**Listed records:**
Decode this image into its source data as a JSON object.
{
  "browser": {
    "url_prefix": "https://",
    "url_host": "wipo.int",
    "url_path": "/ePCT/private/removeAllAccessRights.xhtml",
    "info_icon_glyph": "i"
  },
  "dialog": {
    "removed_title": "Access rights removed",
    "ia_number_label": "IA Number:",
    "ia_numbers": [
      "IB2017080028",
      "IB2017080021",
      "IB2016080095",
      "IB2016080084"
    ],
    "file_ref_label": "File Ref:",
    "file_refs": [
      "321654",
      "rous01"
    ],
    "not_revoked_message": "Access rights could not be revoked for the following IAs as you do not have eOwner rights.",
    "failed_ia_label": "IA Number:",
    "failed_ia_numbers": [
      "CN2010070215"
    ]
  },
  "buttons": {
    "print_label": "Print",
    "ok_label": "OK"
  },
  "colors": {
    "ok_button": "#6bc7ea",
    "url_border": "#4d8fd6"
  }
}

**To do:** Using the listing above, retype each line exactly.

**Problem solution:**
Decode this image into its source data as a JSON object.
{
  "browser": {
    "url_prefix": "https://",
    "url_host": "wipo.int",
    "url_path": "/ePCT/private/removeAllAccessRights.xhtml",
    "info_icon_glyph": "i"
  },
  "dialog": {
    "removed_title": "Access rights removed",
    "ia_number_label": "IA Number:",
    "ia_numbers": [
      "IB2017080028",
      "IB2017080021",
      "IB2016080095",
      "IB2016080084"
    ],
    "file_ref_label": "File Ref:",
    "file_refs": [
      "321654",
      "rous01"
    ],
    "not_revoked_message": "Access rights could not be revoked for the following IAs as you do not have eOwner rights.",
    "failed_ia_label": "IA Number:",
    "failed_ia_numbers": [
      "CN2010070215"
    ]
  },
  "buttons": {
    "print_label": "Print",
    "ok_label": "OK"
  },
  "colors": {
    "ok_button": "#6bc7ea",
    "url_border": "#4d8fd6"
  }
}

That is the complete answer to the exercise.